* WHAT THE EXERCISE ASKS:
Omit images. Retype all entries verbatim.
### MATERIAL
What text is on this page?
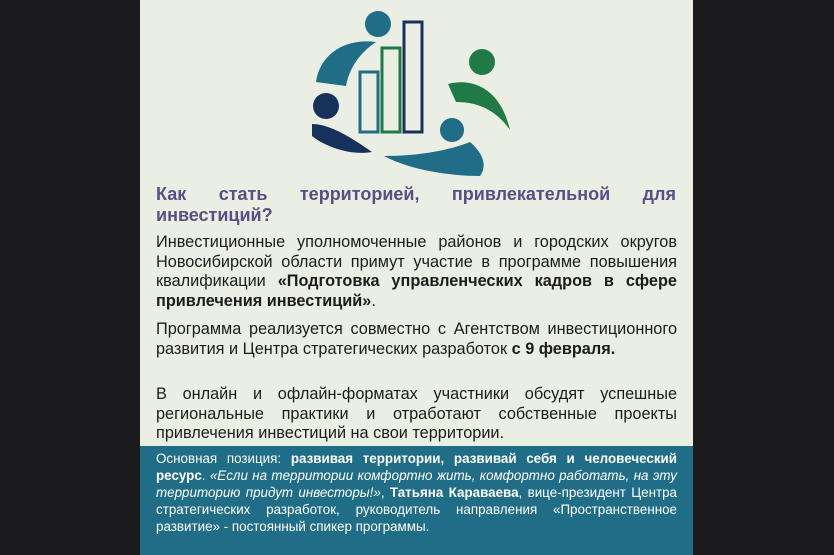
Как стать территорией, привлекательной для инвестиций?

Инвестиционные уполномоченные районов и городских округов Новосибирской области примут участие в программе повышения квалификации «Подготовка управленческих кадров в сфере привлечения инвестиций».

Программа реализуется совместно с Агентством инвестиционного развития и Центра стратегических разработок с 9 февраля.

В онлайн и офлайн-форматах участники обсудят успешные региональные практики и отработают собственные проекты привлечения инвестиций на свои территории.

Основная позиция: развивая территории, развивай себя и человеческий ресурс. «Если на территории комфортно жить, комфортно работать, на эту территорию придут инвесторы!», Татьяна Караваева, вице-президент Центра стратегических разработок, руководитель направления «Пространственное развитие» - постоянный спикер программы.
######
* SOLUTION BELOW:
What text is on this page?
Как стать территорией, привлекательной для инвестиций?

Инвестиционные уполномоченные районов и городских округов Новосибирской области примут участие в программе повышения квалификации «Подготовка управленческих кадров в сфере привлечения инвестиций».

Программа реализуется совместно с Агентством инвестиционного развития и Центра стратегических разработок с 9 февраля.

В онлайн и офлайн-форматах участники обсудят успешные региональные практики и отработают собственные проекты привлечения инвестиций на свои территории.

Основная позиция: развивая территории, развивай себя и человеческий ресурс. «Если на территории комфортно жить, комфортно работать, на эту территорию придут инвесторы!», Татьяна Караваева, вице-президент Центра стратегических разработок, руководитель направления «Пространственное развитие» - постоянный спикер программы.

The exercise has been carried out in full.